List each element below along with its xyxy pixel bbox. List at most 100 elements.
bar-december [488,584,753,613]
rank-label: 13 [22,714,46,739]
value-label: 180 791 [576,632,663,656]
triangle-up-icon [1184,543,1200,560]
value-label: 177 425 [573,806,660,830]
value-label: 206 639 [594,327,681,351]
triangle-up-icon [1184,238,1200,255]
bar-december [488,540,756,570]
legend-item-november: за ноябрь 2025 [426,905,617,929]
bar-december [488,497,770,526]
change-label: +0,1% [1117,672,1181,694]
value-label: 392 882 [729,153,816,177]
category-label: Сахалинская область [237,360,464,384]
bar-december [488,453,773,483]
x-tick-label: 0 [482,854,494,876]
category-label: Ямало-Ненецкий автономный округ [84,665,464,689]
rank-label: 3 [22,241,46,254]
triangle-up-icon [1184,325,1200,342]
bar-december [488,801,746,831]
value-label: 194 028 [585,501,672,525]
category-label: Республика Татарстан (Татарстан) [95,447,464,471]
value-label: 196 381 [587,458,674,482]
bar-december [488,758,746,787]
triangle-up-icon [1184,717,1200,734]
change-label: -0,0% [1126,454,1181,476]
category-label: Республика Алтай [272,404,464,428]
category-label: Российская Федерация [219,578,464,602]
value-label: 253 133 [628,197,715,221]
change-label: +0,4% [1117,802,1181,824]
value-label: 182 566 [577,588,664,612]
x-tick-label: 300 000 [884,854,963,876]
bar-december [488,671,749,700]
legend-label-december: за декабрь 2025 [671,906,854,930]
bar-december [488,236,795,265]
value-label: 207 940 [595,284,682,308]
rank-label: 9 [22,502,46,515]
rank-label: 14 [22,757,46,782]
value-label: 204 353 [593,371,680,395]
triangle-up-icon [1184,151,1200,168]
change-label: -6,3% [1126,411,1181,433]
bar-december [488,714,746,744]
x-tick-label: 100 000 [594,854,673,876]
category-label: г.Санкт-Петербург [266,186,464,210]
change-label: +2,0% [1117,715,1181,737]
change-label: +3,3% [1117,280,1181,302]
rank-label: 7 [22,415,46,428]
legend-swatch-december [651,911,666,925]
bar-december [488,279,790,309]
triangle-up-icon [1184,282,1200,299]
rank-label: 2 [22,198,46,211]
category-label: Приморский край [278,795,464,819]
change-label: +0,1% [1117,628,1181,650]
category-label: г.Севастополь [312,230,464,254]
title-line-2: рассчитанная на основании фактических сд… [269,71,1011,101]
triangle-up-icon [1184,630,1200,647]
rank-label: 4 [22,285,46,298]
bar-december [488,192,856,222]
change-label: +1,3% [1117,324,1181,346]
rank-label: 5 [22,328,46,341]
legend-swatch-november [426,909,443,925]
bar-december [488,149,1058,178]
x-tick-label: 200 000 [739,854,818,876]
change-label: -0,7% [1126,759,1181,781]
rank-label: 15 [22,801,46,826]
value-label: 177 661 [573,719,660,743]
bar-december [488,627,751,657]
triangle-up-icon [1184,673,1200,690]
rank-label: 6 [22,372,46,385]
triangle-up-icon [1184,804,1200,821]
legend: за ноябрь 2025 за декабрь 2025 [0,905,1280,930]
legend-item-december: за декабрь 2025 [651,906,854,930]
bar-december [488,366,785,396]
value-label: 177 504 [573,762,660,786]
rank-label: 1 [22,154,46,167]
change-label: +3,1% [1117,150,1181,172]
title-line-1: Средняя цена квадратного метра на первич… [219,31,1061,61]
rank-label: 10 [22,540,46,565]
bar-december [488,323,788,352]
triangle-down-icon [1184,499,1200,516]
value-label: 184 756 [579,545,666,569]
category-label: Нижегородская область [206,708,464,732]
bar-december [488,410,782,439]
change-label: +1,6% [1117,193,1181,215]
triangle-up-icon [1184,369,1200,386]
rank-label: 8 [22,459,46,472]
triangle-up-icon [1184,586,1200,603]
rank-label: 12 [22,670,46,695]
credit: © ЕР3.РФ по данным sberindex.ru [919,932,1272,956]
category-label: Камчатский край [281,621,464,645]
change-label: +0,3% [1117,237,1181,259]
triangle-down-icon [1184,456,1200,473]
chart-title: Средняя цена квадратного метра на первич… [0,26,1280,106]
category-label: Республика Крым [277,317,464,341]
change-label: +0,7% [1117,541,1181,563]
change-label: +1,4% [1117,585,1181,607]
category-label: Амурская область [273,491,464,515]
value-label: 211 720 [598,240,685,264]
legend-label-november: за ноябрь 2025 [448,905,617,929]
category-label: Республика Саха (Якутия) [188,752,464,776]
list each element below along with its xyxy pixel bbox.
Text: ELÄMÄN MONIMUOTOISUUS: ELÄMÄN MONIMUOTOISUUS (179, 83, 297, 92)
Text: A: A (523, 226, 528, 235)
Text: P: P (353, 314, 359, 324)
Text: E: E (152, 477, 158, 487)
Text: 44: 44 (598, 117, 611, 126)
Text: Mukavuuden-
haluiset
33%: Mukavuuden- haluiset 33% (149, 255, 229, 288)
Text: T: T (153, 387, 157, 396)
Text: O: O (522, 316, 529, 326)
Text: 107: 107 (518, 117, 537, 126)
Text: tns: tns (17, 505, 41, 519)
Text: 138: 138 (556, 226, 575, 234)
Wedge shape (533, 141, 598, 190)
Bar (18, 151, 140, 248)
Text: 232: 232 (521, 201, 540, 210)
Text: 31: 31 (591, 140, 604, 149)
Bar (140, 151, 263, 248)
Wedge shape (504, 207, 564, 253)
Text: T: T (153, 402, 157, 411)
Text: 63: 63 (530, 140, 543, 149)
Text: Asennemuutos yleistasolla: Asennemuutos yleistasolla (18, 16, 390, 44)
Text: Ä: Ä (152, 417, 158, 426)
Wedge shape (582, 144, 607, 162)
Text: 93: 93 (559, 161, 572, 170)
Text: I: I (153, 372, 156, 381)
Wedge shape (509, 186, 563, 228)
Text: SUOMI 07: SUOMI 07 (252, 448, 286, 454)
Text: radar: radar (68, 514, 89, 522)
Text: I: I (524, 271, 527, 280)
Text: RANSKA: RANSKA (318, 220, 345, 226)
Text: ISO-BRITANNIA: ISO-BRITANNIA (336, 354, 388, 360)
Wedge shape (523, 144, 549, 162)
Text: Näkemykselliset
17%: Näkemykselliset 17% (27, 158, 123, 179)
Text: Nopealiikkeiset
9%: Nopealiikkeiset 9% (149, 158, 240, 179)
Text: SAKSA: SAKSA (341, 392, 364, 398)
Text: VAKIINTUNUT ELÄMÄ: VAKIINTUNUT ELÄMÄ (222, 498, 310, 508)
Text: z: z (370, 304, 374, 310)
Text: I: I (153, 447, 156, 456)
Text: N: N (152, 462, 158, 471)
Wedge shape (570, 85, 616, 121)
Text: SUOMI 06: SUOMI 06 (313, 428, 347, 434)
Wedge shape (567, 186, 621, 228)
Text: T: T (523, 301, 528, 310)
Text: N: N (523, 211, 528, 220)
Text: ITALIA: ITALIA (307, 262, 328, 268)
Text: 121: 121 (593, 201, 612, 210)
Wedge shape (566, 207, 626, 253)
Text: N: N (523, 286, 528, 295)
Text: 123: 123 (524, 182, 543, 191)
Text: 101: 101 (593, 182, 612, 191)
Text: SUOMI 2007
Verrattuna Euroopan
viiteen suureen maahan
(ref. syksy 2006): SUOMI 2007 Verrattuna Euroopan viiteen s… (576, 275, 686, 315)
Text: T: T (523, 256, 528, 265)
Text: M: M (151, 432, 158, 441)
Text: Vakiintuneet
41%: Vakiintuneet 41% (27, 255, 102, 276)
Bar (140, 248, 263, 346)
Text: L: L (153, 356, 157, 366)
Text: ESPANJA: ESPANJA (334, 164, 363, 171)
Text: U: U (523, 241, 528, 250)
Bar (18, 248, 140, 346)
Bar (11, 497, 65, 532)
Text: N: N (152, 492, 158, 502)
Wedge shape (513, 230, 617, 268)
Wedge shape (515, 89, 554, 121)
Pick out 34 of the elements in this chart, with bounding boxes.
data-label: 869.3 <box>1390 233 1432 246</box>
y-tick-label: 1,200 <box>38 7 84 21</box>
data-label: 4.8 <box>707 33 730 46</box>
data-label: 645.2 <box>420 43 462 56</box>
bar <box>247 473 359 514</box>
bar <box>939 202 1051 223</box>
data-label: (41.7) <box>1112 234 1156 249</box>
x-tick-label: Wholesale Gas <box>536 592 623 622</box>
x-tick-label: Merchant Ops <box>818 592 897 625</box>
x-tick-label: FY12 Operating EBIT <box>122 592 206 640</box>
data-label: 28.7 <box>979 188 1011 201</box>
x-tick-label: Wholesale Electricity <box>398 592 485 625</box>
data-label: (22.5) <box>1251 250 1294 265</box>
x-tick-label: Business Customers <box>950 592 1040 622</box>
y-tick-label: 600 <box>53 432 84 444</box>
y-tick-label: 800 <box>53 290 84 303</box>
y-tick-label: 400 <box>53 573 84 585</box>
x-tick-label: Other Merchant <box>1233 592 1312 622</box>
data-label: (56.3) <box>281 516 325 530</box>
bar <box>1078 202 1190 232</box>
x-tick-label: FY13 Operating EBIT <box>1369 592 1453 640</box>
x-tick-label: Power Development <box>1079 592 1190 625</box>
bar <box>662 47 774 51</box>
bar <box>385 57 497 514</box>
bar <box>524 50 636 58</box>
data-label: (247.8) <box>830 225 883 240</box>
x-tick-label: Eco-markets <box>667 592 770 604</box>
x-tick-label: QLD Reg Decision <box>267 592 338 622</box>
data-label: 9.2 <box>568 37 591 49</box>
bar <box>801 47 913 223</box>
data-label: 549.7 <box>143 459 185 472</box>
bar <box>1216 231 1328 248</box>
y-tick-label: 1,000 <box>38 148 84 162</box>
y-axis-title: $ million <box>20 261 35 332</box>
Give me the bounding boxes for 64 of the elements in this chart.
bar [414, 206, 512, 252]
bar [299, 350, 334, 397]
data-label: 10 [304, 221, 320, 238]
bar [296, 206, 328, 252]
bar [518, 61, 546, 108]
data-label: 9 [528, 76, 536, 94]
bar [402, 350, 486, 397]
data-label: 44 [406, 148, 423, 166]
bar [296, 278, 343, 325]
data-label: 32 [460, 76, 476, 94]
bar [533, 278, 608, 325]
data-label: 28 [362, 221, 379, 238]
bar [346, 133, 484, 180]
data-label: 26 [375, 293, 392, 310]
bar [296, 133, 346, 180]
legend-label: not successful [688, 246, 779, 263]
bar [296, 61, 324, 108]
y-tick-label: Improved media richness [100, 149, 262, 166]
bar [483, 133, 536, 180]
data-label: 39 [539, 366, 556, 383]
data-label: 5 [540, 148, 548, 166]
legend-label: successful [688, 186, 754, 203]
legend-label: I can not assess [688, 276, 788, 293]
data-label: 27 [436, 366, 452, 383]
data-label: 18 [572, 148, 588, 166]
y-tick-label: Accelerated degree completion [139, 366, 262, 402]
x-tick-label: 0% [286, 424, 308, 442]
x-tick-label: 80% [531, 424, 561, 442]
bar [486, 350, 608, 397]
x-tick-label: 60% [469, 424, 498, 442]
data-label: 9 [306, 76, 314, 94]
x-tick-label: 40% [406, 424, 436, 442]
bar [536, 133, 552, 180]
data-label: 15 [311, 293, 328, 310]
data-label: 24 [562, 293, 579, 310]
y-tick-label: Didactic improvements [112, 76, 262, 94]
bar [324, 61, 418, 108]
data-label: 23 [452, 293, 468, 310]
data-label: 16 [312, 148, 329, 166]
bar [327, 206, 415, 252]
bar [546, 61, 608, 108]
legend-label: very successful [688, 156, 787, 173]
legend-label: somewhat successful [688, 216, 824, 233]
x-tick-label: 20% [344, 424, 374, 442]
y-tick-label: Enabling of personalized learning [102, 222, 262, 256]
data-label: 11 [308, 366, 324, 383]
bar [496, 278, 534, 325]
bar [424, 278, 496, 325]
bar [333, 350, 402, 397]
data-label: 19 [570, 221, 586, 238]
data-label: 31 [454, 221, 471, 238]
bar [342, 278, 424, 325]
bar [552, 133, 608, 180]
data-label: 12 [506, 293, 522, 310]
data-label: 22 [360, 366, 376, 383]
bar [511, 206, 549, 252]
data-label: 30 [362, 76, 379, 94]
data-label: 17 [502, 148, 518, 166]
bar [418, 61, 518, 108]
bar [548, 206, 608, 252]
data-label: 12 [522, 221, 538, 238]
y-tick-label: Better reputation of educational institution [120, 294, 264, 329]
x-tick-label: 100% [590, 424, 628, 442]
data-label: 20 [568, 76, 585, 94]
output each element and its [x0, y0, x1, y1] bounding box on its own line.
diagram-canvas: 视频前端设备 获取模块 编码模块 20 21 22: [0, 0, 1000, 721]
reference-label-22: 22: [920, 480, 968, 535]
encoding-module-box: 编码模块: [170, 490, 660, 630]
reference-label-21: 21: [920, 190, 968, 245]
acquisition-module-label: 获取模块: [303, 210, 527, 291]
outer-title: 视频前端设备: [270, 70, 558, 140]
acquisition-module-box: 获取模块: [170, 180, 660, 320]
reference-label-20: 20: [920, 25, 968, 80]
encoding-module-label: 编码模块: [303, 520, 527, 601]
____
--- What you have to do ---
Copy the items line for line, starting from the very first line and ending with the line that contains "bar-december [488,671,749,700]".

--- Output ---
List each element below along with its xyxy pixel bbox. List at most 100 elements.
bar-december [488,584,753,613]
rank-label: 13 [22,714,46,739]
value-label: 180 791 [576,632,663,656]
triangle-up-icon [1184,543,1200,560]
value-label: 177 425 [573,806,660,830]
value-label: 206 639 [594,327,681,351]
triangle-up-icon [1184,238,1200,255]
bar-december [488,540,756,570]
legend-item-november: за ноябрь 2025 [426,905,617,929]
bar-december [488,497,770,526]
change-label: +0,1% [1117,672,1181,694]
value-label: 392 882 [729,153,816,177]
category-label: Сахалинская область [237,360,464,384]
bar-december [488,453,773,483]
x-tick-label: 0 [482,854,494,876]
category-label: Ямало-Ненецкий автономный округ [84,665,464,689]
rank-label: 3 [22,241,46,254]
triangle-up-icon [1184,325,1200,342]
bar-december [488,801,746,831]
value-label: 194 028 [585,501,672,525]
category-label: Республика Татарстан (Татарстан) [95,447,464,471]
value-label: 196 381 [587,458,674,482]
bar-december [488,758,746,787]
triangle-up-icon [1184,717,1200,734]
change-label: -0,0% [1126,454,1181,476]
category-label: Республика Алтай [272,404,464,428]
category-label: Российская Федерация [219,578,464,602]
value-label: 253 133 [628,197,715,221]
change-label: +0,4% [1117,802,1181,824]
value-label: 182 566 [577,588,664,612]
x-tick-label: 300 000 [884,854,963,876]
bar-december [488,671,749,700]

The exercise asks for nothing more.